| Task directions |
Read the lines below. Copy out any that hold the string "heart".

** Start **

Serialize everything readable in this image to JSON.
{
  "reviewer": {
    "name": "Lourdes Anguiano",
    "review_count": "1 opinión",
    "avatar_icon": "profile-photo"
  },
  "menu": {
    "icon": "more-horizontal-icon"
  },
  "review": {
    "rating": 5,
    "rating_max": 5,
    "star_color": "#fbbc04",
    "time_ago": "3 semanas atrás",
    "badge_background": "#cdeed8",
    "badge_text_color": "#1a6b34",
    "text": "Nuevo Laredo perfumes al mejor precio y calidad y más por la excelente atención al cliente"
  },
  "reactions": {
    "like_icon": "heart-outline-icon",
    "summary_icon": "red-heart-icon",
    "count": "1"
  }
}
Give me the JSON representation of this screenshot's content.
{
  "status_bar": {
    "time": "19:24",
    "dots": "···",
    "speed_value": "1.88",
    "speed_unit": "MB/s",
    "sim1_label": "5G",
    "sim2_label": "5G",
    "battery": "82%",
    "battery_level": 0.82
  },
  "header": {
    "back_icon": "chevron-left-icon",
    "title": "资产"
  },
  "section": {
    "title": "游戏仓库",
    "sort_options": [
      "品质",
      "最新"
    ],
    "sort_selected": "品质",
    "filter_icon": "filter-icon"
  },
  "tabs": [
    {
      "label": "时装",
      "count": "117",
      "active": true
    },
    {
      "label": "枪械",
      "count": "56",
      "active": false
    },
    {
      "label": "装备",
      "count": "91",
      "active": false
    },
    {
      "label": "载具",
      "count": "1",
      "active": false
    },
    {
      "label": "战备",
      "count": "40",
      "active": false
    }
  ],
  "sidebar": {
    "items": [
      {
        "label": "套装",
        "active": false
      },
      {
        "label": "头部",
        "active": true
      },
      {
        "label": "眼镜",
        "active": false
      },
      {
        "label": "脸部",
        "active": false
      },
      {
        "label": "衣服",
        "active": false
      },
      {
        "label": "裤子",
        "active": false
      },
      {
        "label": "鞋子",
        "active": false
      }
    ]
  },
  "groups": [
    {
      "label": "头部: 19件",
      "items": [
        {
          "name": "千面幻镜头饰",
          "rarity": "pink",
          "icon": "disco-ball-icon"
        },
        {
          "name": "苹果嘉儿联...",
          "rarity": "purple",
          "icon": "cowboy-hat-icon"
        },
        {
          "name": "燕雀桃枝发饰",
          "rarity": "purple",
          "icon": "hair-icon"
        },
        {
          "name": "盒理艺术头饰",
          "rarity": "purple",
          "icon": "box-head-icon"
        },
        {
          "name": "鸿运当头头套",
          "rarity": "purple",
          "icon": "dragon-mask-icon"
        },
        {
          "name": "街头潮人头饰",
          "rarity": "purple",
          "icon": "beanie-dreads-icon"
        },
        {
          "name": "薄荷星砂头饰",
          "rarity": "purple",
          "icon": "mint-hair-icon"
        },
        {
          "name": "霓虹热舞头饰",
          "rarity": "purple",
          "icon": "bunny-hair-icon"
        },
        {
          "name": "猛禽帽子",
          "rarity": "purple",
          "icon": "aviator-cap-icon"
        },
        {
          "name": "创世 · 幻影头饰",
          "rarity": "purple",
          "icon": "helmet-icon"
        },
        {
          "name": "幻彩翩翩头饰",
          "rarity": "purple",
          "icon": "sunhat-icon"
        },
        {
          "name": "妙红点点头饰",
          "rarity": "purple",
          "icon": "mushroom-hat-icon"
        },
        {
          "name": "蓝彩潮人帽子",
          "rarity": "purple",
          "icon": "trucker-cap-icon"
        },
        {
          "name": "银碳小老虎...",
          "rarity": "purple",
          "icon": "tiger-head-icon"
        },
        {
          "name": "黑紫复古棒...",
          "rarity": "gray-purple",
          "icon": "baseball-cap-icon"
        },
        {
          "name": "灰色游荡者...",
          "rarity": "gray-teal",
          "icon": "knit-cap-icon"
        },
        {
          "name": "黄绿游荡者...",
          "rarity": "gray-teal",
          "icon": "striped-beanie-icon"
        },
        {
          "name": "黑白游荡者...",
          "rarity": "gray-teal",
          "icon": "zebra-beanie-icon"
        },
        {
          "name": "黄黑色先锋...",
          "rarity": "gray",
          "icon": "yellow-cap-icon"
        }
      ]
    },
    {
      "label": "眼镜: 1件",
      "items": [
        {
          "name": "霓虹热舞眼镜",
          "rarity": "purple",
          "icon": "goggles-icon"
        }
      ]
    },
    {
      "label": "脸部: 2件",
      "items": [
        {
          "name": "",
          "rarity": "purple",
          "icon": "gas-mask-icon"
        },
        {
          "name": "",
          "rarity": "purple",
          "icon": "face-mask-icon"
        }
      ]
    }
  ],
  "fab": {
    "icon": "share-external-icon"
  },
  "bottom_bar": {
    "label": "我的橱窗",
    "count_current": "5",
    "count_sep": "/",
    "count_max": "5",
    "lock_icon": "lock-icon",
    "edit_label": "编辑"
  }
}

** End **

| Answer |
    "like_icon": "heart-outline-icon",
    "summary_icon": "red-heart-icon",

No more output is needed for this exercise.